[Okunacak yazı]
════════

Merhaba

Fayn ve Fayn Haftalık bu hafta üzerinden iki yıl geçmesine rağmen yaraları hâlâ tam olarak sarılamayan 6 Şubat depremine odaklanıyor. Kentlerimiz neden tam olarak ayağa kalkmadı? Sorumlular nerede, adalete ne oldu? Yaşananların ekonomik ve psikolojik etkileri bugün nereye evrildi ya da evrildi mi?

Hazırsanız başlayalım.

Ne olmalıydı, ne oldu?

6 Şubat depremlerinin üzerinden 2 yıl geçti. Resmi verilere göre en az 53 bin 537 insan öldü, 107 binden fazla kişi yaralandı, 518 bin konut yıkıldı veya ağır hasar aldı. Liste o kadar uzun ki… Depremi yaşayanlarda da ülkenin geri kalanında da hakim duygu çaresizlikti.

17 Ağustos 1999 Marmara depreminde herkesin hafızasına yazılan “Bir daha asla” sözleri tamamen boşa çıkmış, o günden 6 Şubat’a hiçbir şey değişmemişti. Peki bugünden yarına değişir mi? Değişebilir mi? Şu ana kadar çizilen tabloya bakınca iyimser olmakta zorlanan Fayn, iyimser olmakta zorlandığı görülen bir başka isme, Prof. Dr. Naci Görür’e sordu.

Prof. Dr. Naci Görür: “Zihniyet değişmedikçe hep aynı şeyleri yaşayacağız.”
6 Şubat’ın 2. yıldönümünde değişen bir şey yok. Oysa benzeri acılar yaşamamak mümkün. Naci Görür’e göre, Türkiye’de asıl beka meselesi deprem. Bu konuda en büyük engelimiz zihniyetimiz. Yapılması gereken ilk şey ise, depreme hazırlanma sürecinde devlet, hükümet, yerel yönetim ve halkın birleşmesi.

Hayat var peki ya umut?

════════

[Veri setinden kesit]
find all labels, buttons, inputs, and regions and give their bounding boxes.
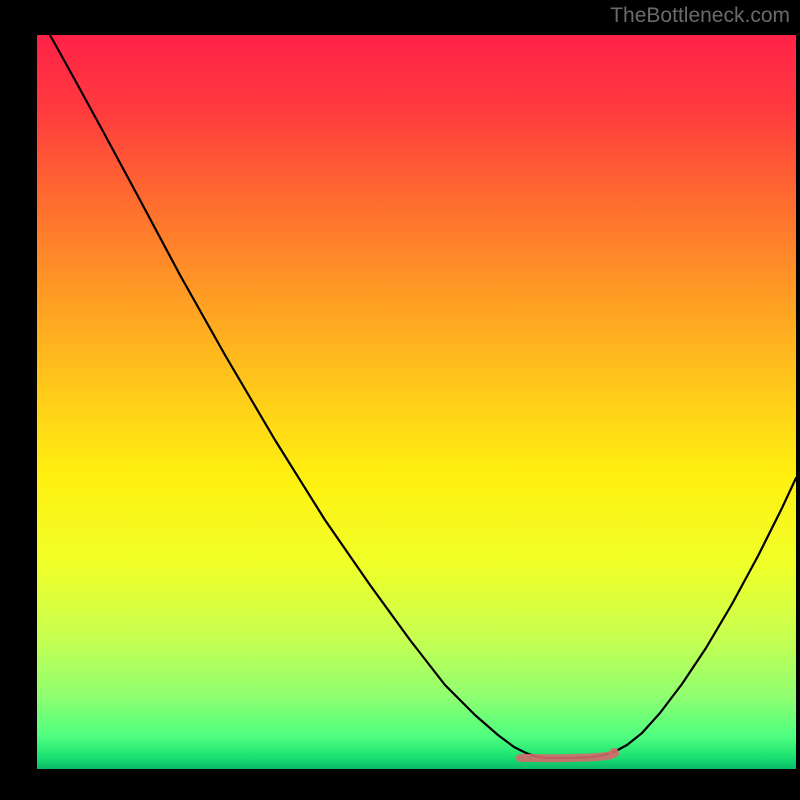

════════

[Görevler ve alıştırmalar]
1. Deprem yazısında "6 Şubat depremlerinin" sözlerinden başlayıp "hakim duygu çaresizlikti." sözlerine kadar uzanan kısmın hepsini harfi harfine yazın.
2. Deprem yazısına göre şu soruları cevaplayın:
(a) Resmi verilere göre 6 Şubat depremlerinde en az kaç kişi öldü?
(b) Naci Görür'e göre Türkiye'de asıl beka meselesi nedir?
(c) "Bir daha asla" sözleri hangi depremde herkesin hafızasına yazıldı?
3. Deprem yazısını bıraktığı yerden sürdürün.
Bu malzemenin deprem yazısıyla hiçbir ilgisi yok.

[Görevlerin cevapları]
1.
6 Şubat depremlerinin üzerinden 2 yıl geçti. Resmi verilere göre en az 53 bin 537 insan öldü, 107 binden fazla kişi yaralandı, 518 bin konut yıkıldı veya ağır hasar aldı. Liste o kadar uzun ki… Depremi yaşayanlarda da ülkenin geri kalanında da hakim duygu çaresizlikti.

2.
(a) En az 53 bin 537 kişi.
(b) Deprem.
(c) 17 Ağustos 1999 Marmara depreminde.

3.
Kimi 87 saat enkaz altında kaldı. Kimi oğlunu, kimi eşini kaybetti. Geçen iki yılda ne acıları dindi ne adalet talepleri karşılık buldu. Fayn 6 Şubat’ı Hatay’da yaşayan, hâlâ konteyner kentte kalan, hâlâ sevdiklerini arayanlarla konuştu.

Depremin ardından iki yıl: Hayat var, peki umut?
6 Şubat’tan sonra hayatı değişen pek çok insanın arasında üç isim… 87 saat enkazda kalan Onur Kaba’nın en büyük hayali biyonik bacak. Konteynırda kalan Sibel Yalçın, buradan sonra başını sokabileceği bir ev düşlüyor. Ozan Laleci ise hayat arkadaşı Meral Laleci’nin mezarını arıyor.

Verilen sözler ne oldu?

6 Şubat depremlerinin ardından pek çok söz verildi. Ancak geçen iki yılın ardından temel hizmetlerde eksiklikler, barınma sorunu, eğitim ve sağlık alanındaki aksamalar sürüyor. Neler vaat edildi? Neler gerçekleşti? Neler komple unutuldu? Yakından bakalım.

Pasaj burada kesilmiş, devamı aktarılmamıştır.